§ Prompt
Within the listing below, locate all lines containing the word "pending". Copy each one.

____ Record set

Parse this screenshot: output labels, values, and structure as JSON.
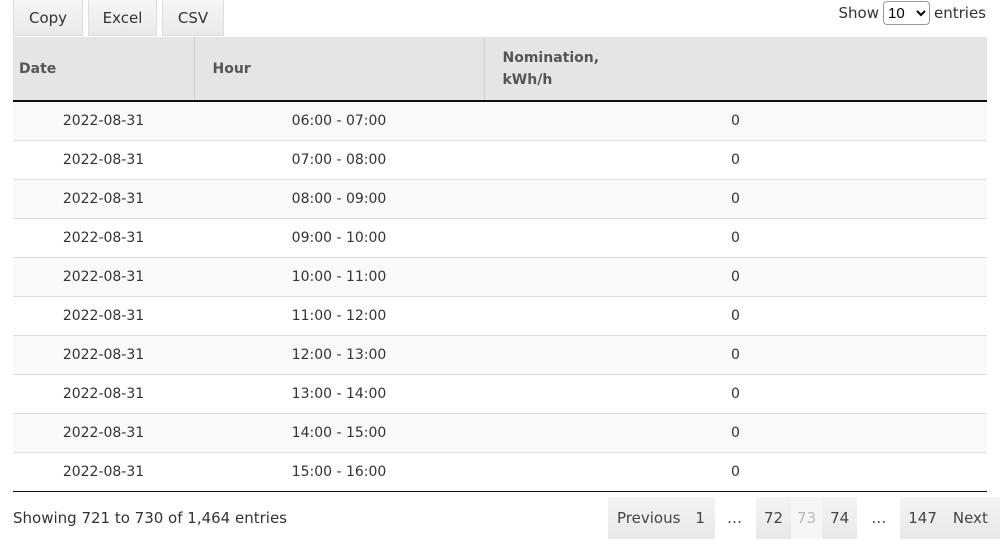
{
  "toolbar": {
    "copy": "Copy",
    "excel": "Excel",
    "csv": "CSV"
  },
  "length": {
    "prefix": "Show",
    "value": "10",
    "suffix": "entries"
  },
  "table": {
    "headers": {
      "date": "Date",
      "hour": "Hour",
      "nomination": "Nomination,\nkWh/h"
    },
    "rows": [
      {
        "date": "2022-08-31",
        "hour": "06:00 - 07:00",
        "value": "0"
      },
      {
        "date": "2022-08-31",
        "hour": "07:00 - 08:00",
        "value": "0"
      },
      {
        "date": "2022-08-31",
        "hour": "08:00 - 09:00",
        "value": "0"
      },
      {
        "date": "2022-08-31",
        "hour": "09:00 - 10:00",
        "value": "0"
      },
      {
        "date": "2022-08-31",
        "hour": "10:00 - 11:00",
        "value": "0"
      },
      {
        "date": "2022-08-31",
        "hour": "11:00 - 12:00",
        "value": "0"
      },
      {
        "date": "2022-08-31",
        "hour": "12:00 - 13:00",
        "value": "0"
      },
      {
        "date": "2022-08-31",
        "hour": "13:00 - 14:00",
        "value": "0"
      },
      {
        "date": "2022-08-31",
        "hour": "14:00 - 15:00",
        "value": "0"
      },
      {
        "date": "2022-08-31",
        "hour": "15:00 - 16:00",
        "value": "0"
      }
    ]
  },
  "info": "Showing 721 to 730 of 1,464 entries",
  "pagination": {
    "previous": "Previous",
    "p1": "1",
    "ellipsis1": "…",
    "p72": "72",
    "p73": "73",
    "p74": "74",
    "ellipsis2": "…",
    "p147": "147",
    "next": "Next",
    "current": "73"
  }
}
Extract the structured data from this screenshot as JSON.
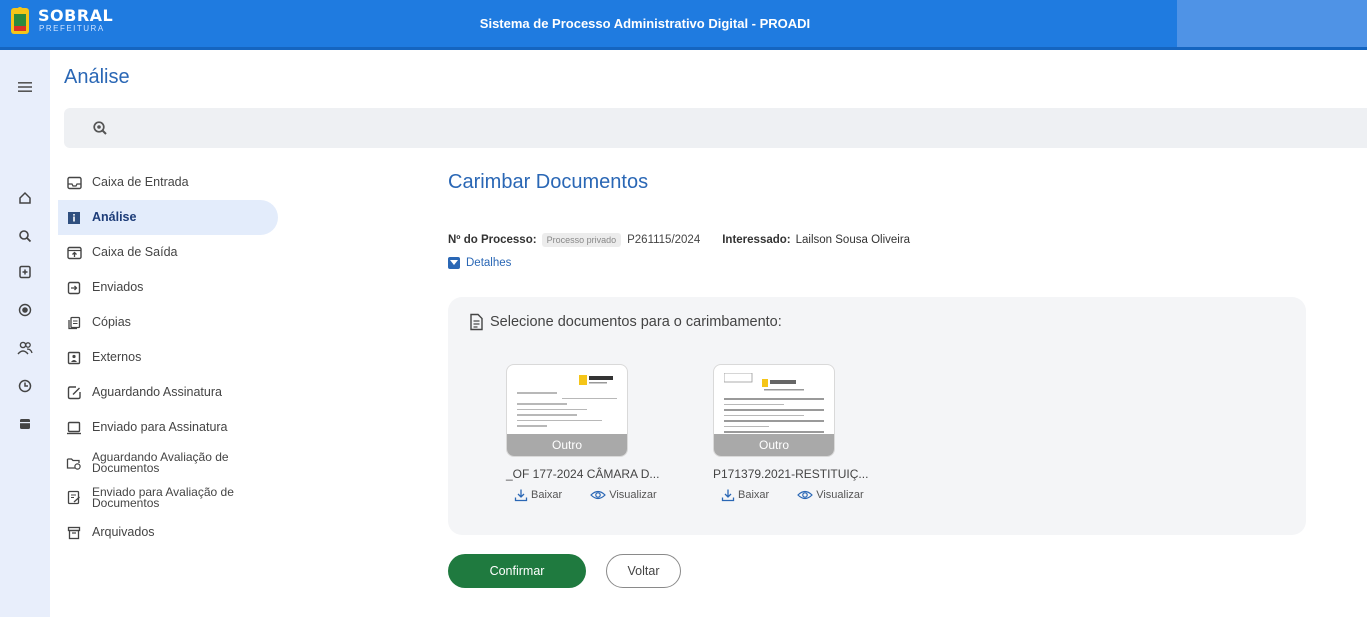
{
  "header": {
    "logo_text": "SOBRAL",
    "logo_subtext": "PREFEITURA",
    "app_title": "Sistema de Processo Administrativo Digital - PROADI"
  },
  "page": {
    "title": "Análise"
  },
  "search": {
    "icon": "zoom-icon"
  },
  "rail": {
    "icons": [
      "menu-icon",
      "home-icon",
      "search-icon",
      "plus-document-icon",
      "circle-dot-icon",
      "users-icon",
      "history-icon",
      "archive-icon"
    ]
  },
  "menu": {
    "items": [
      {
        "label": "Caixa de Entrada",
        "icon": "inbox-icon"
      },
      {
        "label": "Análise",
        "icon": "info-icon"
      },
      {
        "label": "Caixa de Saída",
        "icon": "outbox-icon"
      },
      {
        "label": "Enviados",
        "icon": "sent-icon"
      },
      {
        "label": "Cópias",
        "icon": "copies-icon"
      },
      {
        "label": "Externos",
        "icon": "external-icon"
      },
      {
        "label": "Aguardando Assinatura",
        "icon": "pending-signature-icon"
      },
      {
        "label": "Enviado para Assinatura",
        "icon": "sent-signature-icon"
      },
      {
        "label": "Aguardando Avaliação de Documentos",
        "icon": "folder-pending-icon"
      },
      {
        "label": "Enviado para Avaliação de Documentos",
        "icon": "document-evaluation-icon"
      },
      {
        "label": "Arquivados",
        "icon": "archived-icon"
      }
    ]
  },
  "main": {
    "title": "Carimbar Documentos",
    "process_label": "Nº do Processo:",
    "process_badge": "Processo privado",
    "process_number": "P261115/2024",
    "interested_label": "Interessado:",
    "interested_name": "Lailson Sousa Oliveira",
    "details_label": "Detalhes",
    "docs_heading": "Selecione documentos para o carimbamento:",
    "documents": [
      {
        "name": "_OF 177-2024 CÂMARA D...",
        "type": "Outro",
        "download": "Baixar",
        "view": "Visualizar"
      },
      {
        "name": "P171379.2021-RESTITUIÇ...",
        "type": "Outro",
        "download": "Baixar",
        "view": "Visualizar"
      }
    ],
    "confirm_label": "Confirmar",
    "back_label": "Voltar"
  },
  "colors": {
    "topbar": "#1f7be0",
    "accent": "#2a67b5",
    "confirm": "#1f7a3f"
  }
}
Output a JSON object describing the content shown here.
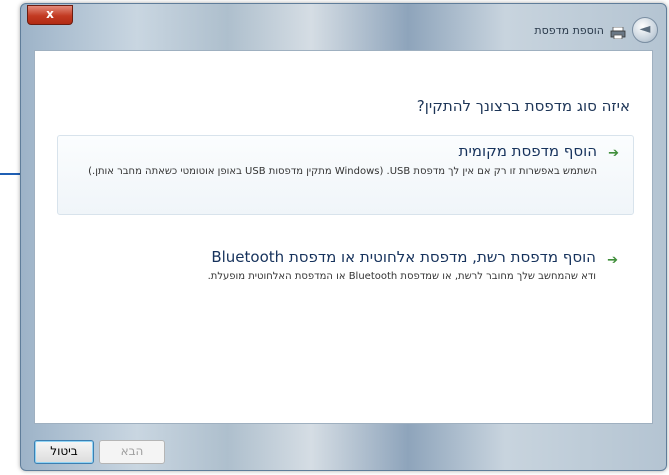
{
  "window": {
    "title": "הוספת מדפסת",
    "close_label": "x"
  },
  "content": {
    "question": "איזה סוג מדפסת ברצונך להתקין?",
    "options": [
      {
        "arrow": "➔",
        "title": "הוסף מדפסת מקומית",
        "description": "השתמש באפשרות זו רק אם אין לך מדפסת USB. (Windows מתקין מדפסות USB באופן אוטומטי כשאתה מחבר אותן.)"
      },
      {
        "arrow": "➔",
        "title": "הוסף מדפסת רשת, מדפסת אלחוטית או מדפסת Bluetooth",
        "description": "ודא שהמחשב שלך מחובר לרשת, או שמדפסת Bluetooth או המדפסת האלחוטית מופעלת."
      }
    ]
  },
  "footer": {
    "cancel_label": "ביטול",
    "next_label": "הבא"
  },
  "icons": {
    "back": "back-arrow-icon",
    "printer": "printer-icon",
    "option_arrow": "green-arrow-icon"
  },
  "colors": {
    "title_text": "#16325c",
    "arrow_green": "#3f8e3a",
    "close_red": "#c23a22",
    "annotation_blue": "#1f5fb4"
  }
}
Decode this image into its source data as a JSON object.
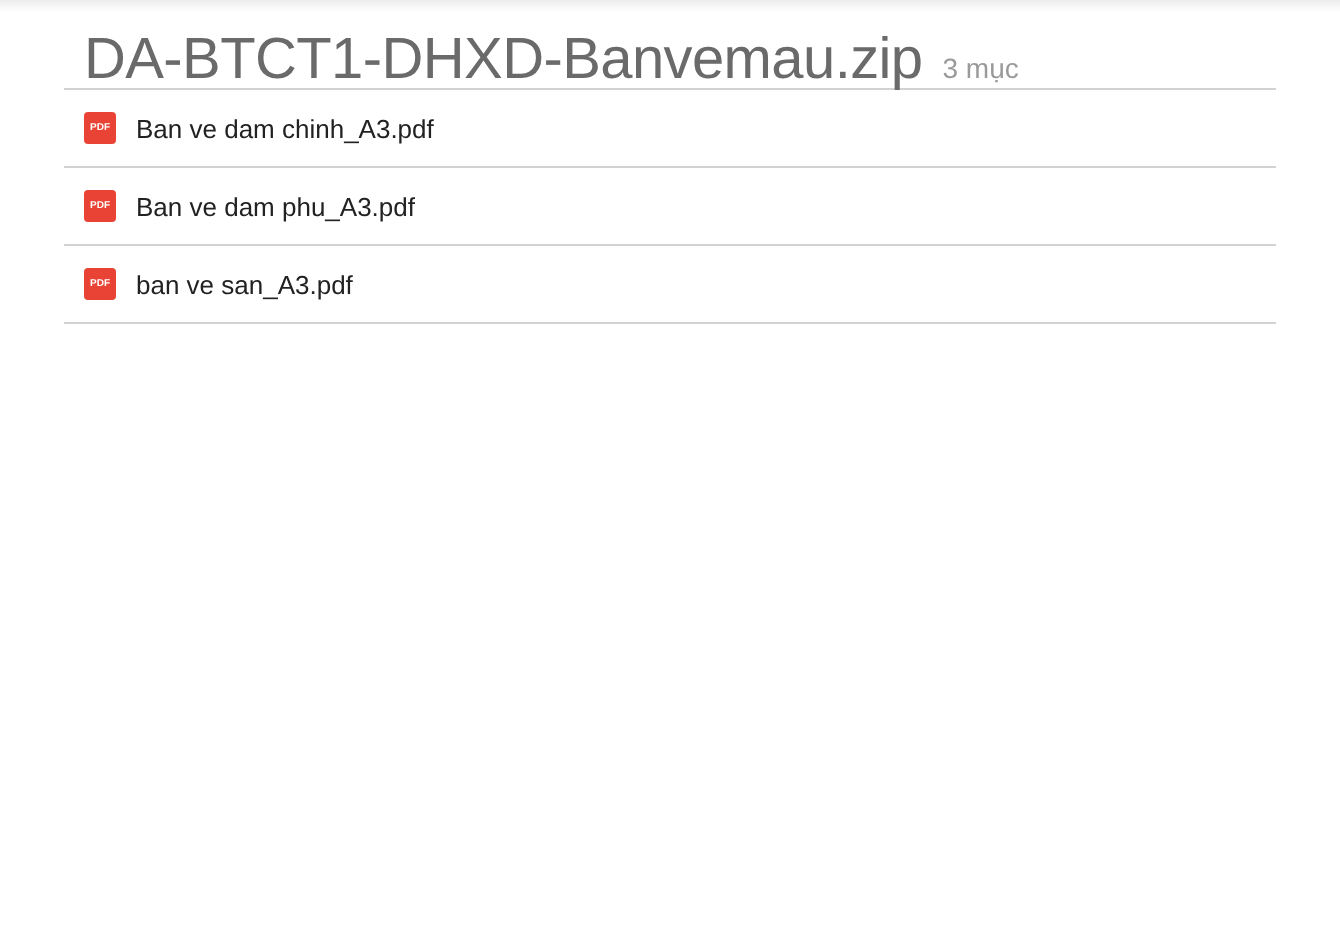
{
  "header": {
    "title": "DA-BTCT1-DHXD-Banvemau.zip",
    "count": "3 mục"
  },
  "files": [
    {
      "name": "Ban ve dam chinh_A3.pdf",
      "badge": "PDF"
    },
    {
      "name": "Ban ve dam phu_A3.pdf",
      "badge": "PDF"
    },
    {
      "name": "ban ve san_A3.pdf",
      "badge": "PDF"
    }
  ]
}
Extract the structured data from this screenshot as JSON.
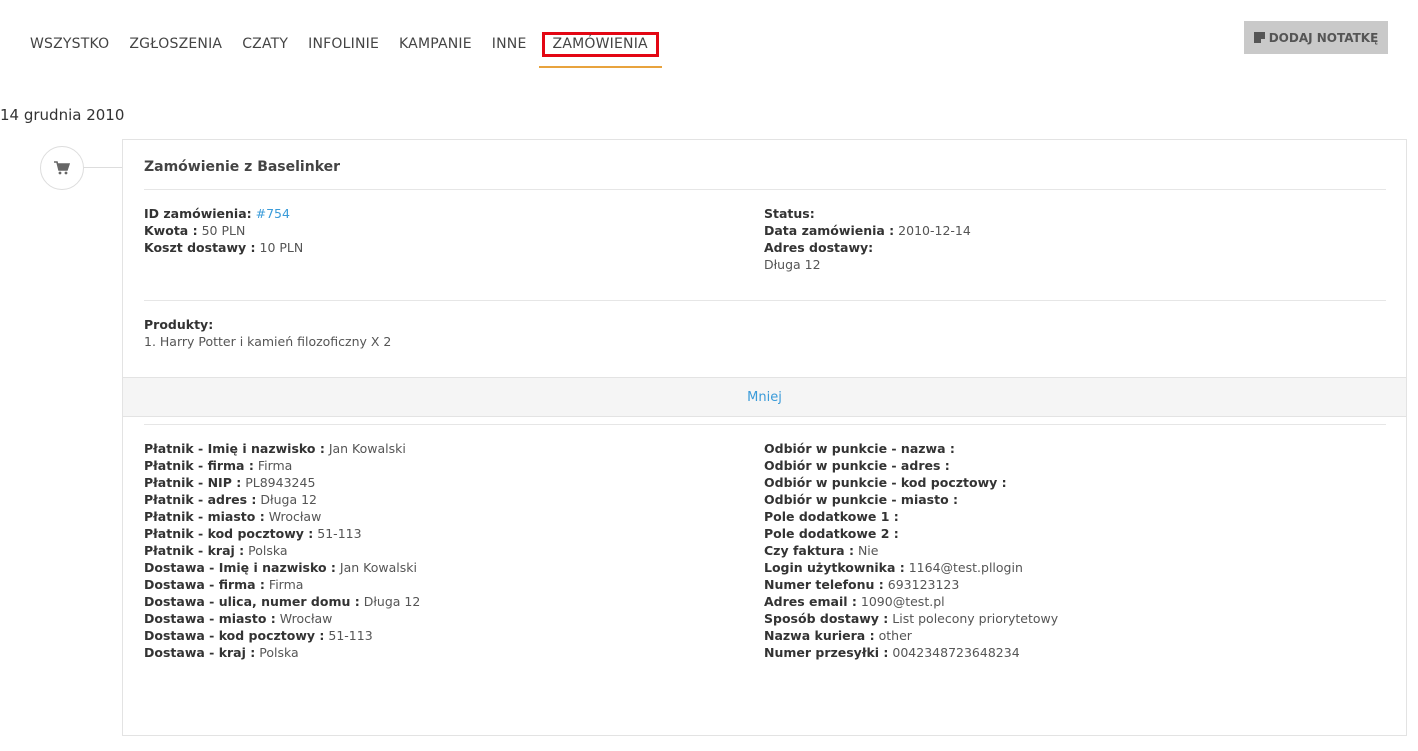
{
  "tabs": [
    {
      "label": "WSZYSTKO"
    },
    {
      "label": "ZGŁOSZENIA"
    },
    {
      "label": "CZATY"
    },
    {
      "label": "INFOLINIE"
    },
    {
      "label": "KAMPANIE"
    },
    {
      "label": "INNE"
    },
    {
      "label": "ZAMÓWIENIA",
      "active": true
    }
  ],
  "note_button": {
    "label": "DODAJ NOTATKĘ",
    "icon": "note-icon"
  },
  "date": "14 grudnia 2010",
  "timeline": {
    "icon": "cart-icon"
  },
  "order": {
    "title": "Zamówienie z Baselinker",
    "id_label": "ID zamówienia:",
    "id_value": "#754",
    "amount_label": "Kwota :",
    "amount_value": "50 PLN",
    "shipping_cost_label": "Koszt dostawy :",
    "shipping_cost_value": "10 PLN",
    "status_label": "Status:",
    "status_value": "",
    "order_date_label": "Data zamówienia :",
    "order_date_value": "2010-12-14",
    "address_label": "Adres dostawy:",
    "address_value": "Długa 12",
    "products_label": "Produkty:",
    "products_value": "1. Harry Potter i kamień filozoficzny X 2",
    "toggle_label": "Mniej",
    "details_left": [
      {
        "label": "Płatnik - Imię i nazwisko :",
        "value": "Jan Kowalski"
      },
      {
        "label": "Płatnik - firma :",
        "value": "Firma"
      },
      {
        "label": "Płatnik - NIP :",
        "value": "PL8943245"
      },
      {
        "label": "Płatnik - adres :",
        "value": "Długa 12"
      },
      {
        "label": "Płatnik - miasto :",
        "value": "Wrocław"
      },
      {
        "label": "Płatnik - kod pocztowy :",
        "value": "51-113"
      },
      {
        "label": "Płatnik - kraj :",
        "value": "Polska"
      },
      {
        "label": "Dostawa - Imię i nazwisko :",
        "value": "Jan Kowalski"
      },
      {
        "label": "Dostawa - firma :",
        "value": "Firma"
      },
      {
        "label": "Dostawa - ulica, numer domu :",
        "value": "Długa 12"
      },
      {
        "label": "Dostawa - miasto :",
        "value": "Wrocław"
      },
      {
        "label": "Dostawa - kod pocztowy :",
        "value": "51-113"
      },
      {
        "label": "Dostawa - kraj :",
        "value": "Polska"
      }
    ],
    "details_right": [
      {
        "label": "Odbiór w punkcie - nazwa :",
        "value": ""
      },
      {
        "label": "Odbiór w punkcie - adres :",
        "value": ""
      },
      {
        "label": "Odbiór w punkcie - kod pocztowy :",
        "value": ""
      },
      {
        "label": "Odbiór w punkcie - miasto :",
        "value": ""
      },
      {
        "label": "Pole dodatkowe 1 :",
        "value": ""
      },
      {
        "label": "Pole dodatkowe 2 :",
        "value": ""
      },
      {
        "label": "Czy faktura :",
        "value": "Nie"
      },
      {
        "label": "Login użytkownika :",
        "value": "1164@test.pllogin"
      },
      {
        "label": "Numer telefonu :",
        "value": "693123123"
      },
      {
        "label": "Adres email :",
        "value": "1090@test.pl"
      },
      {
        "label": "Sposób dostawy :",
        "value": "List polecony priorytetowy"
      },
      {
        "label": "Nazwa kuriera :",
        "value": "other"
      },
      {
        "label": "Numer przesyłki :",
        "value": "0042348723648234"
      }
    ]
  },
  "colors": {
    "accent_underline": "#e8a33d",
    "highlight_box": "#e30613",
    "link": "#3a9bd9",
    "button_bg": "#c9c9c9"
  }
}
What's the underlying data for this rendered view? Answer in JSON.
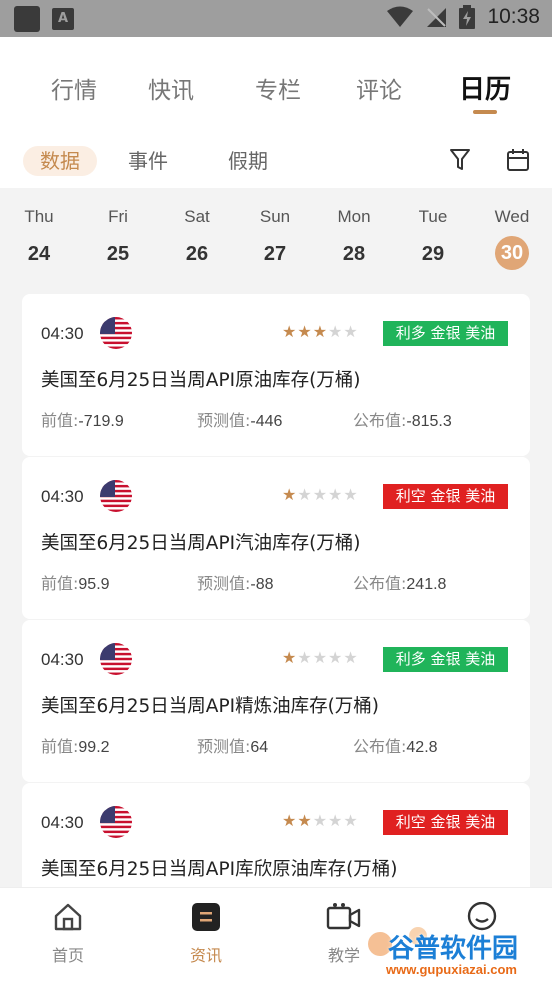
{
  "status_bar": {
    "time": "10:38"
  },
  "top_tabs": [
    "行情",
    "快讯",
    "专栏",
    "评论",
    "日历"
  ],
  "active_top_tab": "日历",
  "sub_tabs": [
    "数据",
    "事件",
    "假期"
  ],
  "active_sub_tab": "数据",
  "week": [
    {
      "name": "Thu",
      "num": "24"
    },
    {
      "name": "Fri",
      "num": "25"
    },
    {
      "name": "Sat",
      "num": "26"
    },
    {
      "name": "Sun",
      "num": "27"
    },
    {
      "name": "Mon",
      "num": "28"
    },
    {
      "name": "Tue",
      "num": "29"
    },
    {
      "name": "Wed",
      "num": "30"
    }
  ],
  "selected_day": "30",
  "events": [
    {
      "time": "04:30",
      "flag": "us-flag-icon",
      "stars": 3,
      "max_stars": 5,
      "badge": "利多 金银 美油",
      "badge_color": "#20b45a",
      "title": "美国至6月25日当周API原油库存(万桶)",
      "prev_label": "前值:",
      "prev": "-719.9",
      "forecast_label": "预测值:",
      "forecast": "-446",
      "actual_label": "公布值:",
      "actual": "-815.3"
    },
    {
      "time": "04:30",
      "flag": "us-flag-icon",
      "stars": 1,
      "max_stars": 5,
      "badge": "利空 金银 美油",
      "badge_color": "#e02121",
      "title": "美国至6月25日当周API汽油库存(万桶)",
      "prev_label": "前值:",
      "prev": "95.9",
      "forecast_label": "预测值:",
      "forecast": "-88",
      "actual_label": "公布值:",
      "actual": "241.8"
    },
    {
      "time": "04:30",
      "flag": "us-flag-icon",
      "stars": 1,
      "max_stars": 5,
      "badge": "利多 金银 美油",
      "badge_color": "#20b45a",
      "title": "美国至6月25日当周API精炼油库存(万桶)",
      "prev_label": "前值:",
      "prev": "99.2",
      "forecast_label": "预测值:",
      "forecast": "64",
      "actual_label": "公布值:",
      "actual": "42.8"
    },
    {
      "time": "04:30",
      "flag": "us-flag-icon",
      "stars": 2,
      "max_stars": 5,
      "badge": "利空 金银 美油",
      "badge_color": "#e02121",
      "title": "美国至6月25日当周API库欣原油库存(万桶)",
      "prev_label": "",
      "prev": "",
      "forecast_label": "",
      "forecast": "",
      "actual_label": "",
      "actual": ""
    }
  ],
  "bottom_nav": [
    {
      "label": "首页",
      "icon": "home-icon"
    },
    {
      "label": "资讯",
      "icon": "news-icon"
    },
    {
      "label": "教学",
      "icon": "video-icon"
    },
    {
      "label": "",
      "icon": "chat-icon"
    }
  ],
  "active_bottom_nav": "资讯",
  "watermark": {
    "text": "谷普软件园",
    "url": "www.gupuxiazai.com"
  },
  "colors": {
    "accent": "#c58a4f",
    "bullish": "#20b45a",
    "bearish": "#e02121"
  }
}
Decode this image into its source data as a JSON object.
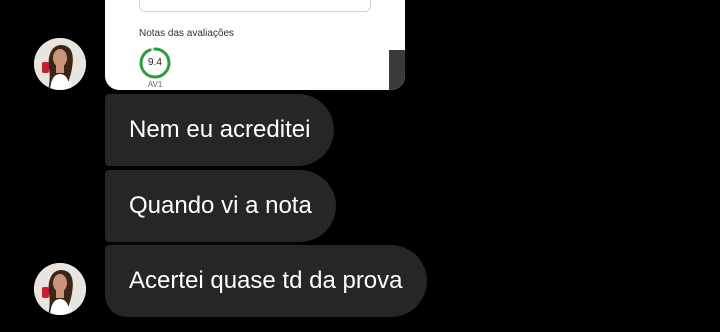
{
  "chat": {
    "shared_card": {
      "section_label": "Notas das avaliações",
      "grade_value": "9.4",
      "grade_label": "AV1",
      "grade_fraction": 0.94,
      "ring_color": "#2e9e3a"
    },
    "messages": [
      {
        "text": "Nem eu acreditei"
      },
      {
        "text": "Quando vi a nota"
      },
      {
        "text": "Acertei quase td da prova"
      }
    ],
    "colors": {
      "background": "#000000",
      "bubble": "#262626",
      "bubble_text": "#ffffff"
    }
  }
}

________

§ Complete output
        "icon": "pending-signature-icon"
        "icon": "folder-pending-icon"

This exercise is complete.